··· Provided information ···

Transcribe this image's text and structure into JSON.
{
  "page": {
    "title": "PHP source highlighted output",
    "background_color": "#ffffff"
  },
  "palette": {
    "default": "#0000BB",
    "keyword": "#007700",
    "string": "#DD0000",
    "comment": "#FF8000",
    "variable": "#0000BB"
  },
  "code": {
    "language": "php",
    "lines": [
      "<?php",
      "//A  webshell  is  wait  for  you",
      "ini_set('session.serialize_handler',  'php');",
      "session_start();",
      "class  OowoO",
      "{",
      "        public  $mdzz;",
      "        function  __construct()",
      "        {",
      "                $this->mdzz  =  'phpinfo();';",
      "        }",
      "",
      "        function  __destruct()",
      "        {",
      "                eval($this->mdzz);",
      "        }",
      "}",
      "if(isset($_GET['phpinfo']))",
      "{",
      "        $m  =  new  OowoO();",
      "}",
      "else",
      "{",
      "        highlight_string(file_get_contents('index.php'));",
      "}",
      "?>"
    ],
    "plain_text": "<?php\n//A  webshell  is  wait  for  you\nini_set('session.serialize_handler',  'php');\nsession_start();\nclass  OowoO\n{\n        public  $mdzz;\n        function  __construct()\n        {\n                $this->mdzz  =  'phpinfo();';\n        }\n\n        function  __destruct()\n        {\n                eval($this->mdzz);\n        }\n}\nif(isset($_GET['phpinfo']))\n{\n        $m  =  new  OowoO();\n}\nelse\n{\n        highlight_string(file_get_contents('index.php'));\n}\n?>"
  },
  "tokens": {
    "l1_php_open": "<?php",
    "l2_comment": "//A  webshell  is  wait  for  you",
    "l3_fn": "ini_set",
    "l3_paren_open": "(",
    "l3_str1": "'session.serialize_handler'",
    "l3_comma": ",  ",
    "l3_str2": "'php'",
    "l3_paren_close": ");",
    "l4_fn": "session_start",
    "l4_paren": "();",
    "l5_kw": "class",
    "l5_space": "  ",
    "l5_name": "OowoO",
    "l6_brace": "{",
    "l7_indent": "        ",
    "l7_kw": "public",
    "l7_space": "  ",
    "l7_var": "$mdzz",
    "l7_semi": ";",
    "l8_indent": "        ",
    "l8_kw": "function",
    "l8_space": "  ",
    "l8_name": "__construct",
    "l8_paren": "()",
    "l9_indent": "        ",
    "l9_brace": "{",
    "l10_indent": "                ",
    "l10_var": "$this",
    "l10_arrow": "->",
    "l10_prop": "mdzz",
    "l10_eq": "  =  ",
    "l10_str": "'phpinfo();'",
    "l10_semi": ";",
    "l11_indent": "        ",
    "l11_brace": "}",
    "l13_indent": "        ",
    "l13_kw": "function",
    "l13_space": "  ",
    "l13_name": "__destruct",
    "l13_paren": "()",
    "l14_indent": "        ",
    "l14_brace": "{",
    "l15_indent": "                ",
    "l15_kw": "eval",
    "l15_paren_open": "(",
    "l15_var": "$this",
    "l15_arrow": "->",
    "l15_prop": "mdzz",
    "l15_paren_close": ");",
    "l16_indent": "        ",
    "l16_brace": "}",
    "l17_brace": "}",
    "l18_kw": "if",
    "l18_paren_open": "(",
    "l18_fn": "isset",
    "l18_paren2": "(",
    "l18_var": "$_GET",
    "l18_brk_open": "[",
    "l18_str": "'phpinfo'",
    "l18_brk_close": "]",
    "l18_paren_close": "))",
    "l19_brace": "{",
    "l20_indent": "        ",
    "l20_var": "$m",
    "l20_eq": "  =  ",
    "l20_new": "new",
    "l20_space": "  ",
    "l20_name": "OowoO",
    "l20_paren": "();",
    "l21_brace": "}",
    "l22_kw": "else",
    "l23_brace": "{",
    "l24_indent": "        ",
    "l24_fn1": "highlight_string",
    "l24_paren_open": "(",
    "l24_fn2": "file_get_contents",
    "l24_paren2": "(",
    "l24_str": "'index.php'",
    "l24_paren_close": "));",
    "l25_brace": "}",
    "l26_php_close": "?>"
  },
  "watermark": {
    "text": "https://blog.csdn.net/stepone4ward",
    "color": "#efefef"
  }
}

···

| To do |
Write the data out again in full and exactly.

| Reply to the task |
Transcribe this image's text and structure into JSON.
{
  "page": {
    "title": "PHP source highlighted output",
    "background_color": "#ffffff"
  },
  "palette": {
    "default": "#0000BB",
    "keyword": "#007700",
    "string": "#DD0000",
    "comment": "#FF8000",
    "variable": "#0000BB"
  },
  "code": {
    "language": "php",
    "lines": [
      "<?php",
      "//A  webshell  is  wait  for  you",
      "ini_set('session.serialize_handler',  'php');",
      "session_start();",
      "class  OowoO",
      "{",
      "        public  $mdzz;",
      "        function  __construct()",
      "        {",
      "                $this->mdzz  =  'phpinfo();';",
      "        }",
      "",
      "        function  __destruct()",
      "        {",
      "                eval($this->mdzz);",
      "        }",
      "}",
      "if(isset($_GET['phpinfo']))",
      "{",
      "        $m  =  new  OowoO();",
      "}",
      "else",
      "{",
      "        highlight_string(file_get_contents('index.php'));",
      "}",
      "?>"
    ],
    "plain_text": "<?php\n//A  webshell  is  wait  for  you\nini_set('session.serialize_handler',  'php');\nsession_start();\nclass  OowoO\n{\n        public  $mdzz;\n        function  __construct()\n        {\n                $this->mdzz  =  'phpinfo();';\n        }\n\n        function  __destruct()\n        {\n                eval($this->mdzz);\n        }\n}\nif(isset($_GET['phpinfo']))\n{\n        $m  =  new  OowoO();\n}\nelse\n{\n        highlight_string(file_get_contents('index.php'));\n}\n?>"
  },
  "tokens": {
    "l1_php_open": "<?php",
    "l2_comment": "//A  webshell  is  wait  for  you",
    "l3_fn": "ini_set",
    "l3_paren_open": "(",
    "l3_str1": "'session.serialize_handler'",
    "l3_comma": ",  ",
    "l3_str2": "'php'",
    "l3_paren_close": ");",
    "l4_fn": "session_start",
    "l4_paren": "();",
    "l5_kw": "class",
    "l5_space": "  ",
    "l5_name": "OowoO",
    "l6_brace": "{",
    "l7_indent": "        ",
    "l7_kw": "public",
    "l7_space": "  ",
    "l7_var": "$mdzz",
    "l7_semi": ";",
    "l8_indent": "        ",
    "l8_kw": "function",
    "l8_space": "  ",
    "l8_name": "__construct",
    "l8_paren": "()",
    "l9_indent": "        ",
    "l9_brace": "{",
    "l10_indent": "                ",
    "l10_var": "$this",
    "l10_arrow": "->",
    "l10_prop": "mdzz",
    "l10_eq": "  =  ",
    "l10_str": "'phpinfo();'",
    "l10_semi": ";",
    "l11_indent": "        ",
    "l11_brace": "}",
    "l13_indent": "        ",
    "l13_kw": "function",
    "l13_space": "  ",
    "l13_name": "__destruct",
    "l13_paren": "()",
    "l14_indent": "        ",
    "l14_brace": "{",
    "l15_indent": "                ",
    "l15_kw": "eval",
    "l15_paren_open": "(",
    "l15_var": "$this",
    "l15_arrow": "->",
    "l15_prop": "mdzz",
    "l15_paren_close": ");",
    "l16_indent": "        ",
    "l16_brace": "}",
    "l17_brace": "}",
    "l18_kw": "if",
    "l18_paren_open": "(",
    "l18_fn": "isset",
    "l18_paren2": "(",
    "l18_var": "$_GET",
    "l18_brk_open": "[",
    "l18_str": "'phpinfo'",
    "l18_brk_close": "]",
    "l18_paren_close": "))",
    "l19_brace": "{",
    "l20_indent": "        ",
    "l20_var": "$m",
    "l20_eq": "  =  ",
    "l20_new": "new",
    "l20_space": "  ",
    "l20_name": "OowoO",
    "l20_paren": "();",
    "l21_brace": "}",
    "l22_kw": "else",
    "l23_brace": "{",
    "l24_indent": "        ",
    "l24_fn1": "highlight_string",
    "l24_paren_open": "(",
    "l24_fn2": "file_get_contents",
    "l24_paren2": "(",
    "l24_str": "'index.php'",
    "l24_paren_close": "));",
    "l25_brace": "}",
    "l26_php_close": "?>"
  },
  "watermark": {
    "text": "https://blog.csdn.net/stepone4ward",
    "color": "#efefef"
  }
}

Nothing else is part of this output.